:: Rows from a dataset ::

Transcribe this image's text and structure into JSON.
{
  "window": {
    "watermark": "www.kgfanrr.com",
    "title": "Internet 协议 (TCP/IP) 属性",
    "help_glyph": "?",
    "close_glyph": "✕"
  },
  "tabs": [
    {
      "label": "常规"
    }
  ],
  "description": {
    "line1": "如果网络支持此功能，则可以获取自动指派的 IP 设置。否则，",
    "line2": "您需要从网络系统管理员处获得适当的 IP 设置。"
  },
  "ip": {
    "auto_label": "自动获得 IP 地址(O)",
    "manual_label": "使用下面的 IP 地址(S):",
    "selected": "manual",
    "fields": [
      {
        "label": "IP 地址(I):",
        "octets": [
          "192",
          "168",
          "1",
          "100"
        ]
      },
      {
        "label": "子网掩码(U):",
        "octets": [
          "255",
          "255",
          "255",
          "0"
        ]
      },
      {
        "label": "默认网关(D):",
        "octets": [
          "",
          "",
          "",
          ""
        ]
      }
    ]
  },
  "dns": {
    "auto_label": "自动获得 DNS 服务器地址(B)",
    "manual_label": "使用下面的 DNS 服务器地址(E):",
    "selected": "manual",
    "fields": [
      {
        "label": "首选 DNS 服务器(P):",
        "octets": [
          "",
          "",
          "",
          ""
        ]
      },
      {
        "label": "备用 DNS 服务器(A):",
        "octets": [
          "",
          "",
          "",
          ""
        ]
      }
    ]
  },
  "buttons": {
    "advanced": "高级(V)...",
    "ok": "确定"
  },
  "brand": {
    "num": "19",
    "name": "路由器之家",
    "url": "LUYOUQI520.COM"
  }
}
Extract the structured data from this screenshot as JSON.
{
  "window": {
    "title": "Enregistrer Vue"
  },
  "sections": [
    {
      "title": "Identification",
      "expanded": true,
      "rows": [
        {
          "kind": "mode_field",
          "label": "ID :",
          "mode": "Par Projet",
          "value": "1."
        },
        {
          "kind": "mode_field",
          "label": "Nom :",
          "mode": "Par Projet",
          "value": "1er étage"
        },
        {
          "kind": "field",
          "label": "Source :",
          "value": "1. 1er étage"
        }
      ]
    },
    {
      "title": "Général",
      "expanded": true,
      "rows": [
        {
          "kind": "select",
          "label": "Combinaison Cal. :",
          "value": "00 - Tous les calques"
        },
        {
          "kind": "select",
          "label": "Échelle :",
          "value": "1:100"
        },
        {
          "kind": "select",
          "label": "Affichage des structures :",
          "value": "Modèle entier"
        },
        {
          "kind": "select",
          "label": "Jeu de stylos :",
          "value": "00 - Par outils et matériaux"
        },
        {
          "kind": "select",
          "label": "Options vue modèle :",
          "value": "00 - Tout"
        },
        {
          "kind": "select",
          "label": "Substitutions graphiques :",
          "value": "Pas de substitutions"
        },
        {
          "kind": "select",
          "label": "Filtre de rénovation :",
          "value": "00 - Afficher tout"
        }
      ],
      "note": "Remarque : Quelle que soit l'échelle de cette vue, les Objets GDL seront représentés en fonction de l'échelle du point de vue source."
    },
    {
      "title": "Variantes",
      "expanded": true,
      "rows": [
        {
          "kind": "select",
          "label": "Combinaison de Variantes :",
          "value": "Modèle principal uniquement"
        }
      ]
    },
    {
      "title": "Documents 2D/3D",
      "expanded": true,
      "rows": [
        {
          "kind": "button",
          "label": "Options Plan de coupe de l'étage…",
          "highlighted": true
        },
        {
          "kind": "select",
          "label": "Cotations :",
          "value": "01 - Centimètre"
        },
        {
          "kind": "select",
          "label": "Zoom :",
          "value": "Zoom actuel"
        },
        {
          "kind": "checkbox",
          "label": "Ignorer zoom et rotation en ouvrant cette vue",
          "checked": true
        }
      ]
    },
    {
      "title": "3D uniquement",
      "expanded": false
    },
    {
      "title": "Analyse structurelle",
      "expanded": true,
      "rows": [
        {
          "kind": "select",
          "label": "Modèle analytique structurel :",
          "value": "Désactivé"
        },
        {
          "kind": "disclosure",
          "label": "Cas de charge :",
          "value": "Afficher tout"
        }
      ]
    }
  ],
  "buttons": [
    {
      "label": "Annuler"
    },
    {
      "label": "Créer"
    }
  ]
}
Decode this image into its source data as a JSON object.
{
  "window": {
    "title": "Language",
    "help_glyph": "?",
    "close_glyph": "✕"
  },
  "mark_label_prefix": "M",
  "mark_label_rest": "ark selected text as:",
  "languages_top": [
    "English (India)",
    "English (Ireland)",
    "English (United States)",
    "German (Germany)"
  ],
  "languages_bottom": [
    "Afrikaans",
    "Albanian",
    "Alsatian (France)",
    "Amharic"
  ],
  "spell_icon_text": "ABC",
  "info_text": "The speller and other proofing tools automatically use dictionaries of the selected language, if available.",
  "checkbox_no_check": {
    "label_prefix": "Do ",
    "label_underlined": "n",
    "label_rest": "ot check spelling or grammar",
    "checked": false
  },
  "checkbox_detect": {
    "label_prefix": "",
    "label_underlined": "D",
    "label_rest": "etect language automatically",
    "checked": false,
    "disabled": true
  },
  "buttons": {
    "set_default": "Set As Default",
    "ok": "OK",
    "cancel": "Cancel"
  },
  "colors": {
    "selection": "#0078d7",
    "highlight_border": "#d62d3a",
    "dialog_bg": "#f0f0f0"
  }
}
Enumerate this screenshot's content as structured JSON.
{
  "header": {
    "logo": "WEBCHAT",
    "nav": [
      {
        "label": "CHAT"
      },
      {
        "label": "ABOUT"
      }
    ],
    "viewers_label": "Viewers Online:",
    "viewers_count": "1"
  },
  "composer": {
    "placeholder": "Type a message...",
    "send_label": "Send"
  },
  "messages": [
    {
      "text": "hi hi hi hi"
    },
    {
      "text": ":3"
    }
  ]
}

:: TASK TO CARRY OUT ::
The records above should be returned exactly.

:: SOLUTION BELOW ::
Transcribe this image's text and structure into JSON.
{
  "window": {
    "watermark": "www.kgfanrr.com",
    "title": "Internet 协议 (TCP/IP) 属性",
    "help_glyph": "?",
    "close_glyph": "✕"
  },
  "tabs": [
    {
      "label": "常规"
    }
  ],
  "description": {
    "line1": "如果网络支持此功能，则可以获取自动指派的 IP 设置。否则，",
    "line2": "您需要从网络系统管理员处获得适当的 IP 设置。"
  },
  "ip": {
    "auto_label": "自动获得 IP 地址(O)",
    "manual_label": "使用下面的 IP 地址(S):",
    "selected": "manual",
    "fields": [
      {
        "label": "IP 地址(I):",
        "octets": [
          "192",
          "168",
          "1",
          "100"
        ]
      },
      {
        "label": "子网掩码(U):",
        "octets": [
          "255",
          "255",
          "255",
          "0"
        ]
      },
      {
        "label": "默认网关(D):",
        "octets": [
          "",
          "",
          "",
          ""
        ]
      }
    ]
  },
  "dns": {
    "auto_label": "自动获得 DNS 服务器地址(B)",
    "manual_label": "使用下面的 DNS 服务器地址(E):",
    "selected": "manual",
    "fields": [
      {
        "label": "首选 DNS 服务器(P):",
        "octets": [
          "",
          "",
          "",
          ""
        ]
      },
      {
        "label": "备用 DNS 服务器(A):",
        "octets": [
          "",
          "",
          "",
          ""
        ]
      }
    ]
  },
  "buttons": {
    "advanced": "高级(V)...",
    "ok": "确定"
  },
  "brand": {
    "num": "19",
    "name": "路由器之家",
    "url": "LUYOUQI520.COM"
  }
}
Extract the structured data from this screenshot as JSON.
{
  "window": {
    "title": "Enregistrer Vue"
  },
  "sections": [
    {
      "title": "Identification",
      "expanded": true,
      "rows": [
        {
          "kind": "mode_field",
          "label": "ID :",
          "mode": "Par Projet",
          "value": "1."
        },
        {
          "kind": "mode_field",
          "label": "Nom :",
          "mode": "Par Projet",
          "value": "1er étage"
        },
        {
          "kind": "field",
          "label": "Source :",
          "value": "1. 1er étage"
        }
      ]
    },
    {
      "title": "Général",
      "expanded": true,
      "rows": [
        {
          "kind": "select",
          "label": "Combinaison Cal. :",
          "value": "00 - Tous les calques"
        },
        {
          "kind": "select",
          "label": "Échelle :",
          "value": "1:100"
        },
        {
          "kind": "select",
          "label": "Affichage des structures :",
          "value": "Modèle entier"
        },
        {
          "kind": "select",
          "label": "Jeu de stylos :",
          "value": "00 - Par outils et matériaux"
        },
        {
          "kind": "select",
          "label": "Options vue modèle :",
          "value": "00 - Tout"
        },
        {
          "kind": "select",
          "label": "Substitutions graphiques :",
          "value": "Pas de substitutions"
        },
        {
          "kind": "select",
          "label": "Filtre de rénovation :",
          "value": "00 - Afficher tout"
        }
      ],
      "note": "Remarque : Quelle que soit l'échelle de cette vue, les Objets GDL seront représentés en fonction de l'échelle du point de vue source."
    },
    {
      "title": "Variantes",
      "expanded": true,
      "rows": [
        {
          "kind": "select",
          "label": "Combinaison de Variantes :",
          "value": "Modèle principal uniquement"
        }
      ]
    },
    {
      "title": "Documents 2D/3D",
      "expanded": true,
      "rows": [
        {
          "kind": "button",
          "label": "Options Plan de coupe de l'étage…",
          "highlighted": true
        },
        {
          "kind": "select",
          "label": "Cotations :",
          "value": "01 - Centimètre"
        },
        {
          "kind": "select",
          "label": "Zoom :",
          "value": "Zoom actuel"
        },
        {
          "kind": "checkbox",
          "label": "Ignorer zoom et rotation en ouvrant cette vue",
          "checked": true
        }
      ]
    },
    {
      "title": "3D uniquement",
      "expanded": false
    },
    {
      "title": "Analyse structurelle",
      "expanded": true,
      "rows": [
        {
          "kind": "select",
          "label": "Modèle analytique structurel :",
          "value": "Désactivé"
        },
        {
          "kind": "disclosure",
          "label": "Cas de charge :",
          "value": "Afficher tout"
        }
      ]
    }
  ],
  "buttons": [
    {
      "label": "Annuler"
    },
    {
      "label": "Créer"
    }
  ]
}
Decode this image into its source data as a JSON object.
{
  "window": {
    "title": "Language",
    "help_glyph": "?",
    "close_glyph": "✕"
  },
  "mark_label_prefix": "M",
  "mark_label_rest": "ark selected text as:",
  "languages_top": [
    "English (India)",
    "English (Ireland)",
    "English (United States)",
    "German (Germany)"
  ],
  "languages_bottom": [
    "Afrikaans",
    "Albanian",
    "Alsatian (France)",
    "Amharic"
  ],
  "spell_icon_text": "ABC",
  "info_text": "The speller and other proofing tools automatically use dictionaries of the selected language, if available.",
  "checkbox_no_check": {
    "label_prefix": "Do ",
    "label_underlined": "n",
    "label_rest": "ot check spelling or grammar",
    "checked": false
  },
  "checkbox_detect": {
    "label_prefix": "",
    "label_underlined": "D",
    "label_rest": "etect language automatically",
    "checked": false,
    "disabled": true
  },
  "buttons": {
    "set_default": "Set As Default",
    "ok": "OK",
    "cancel": "Cancel"
  },
  "colors": {
    "selection": "#0078d7",
    "highlight_border": "#d62d3a",
    "dialog_bg": "#f0f0f0"
  }
}
Enumerate this screenshot's content as structured JSON.
{
  "header": {
    "logo": "WEBCHAT",
    "nav": [
      {
        "label": "CHAT"
      },
      {
        "label": "ABOUT"
      }
    ],
    "viewers_label": "Viewers Online:",
    "viewers_count": "1"
  },
  "composer": {
    "placeholder": "Type a message...",
    "send_label": "Send"
  },
  "messages": [
    {
      "text": "hi hi hi hi"
    },
    {
      "text": ":3"
    }
  ]
}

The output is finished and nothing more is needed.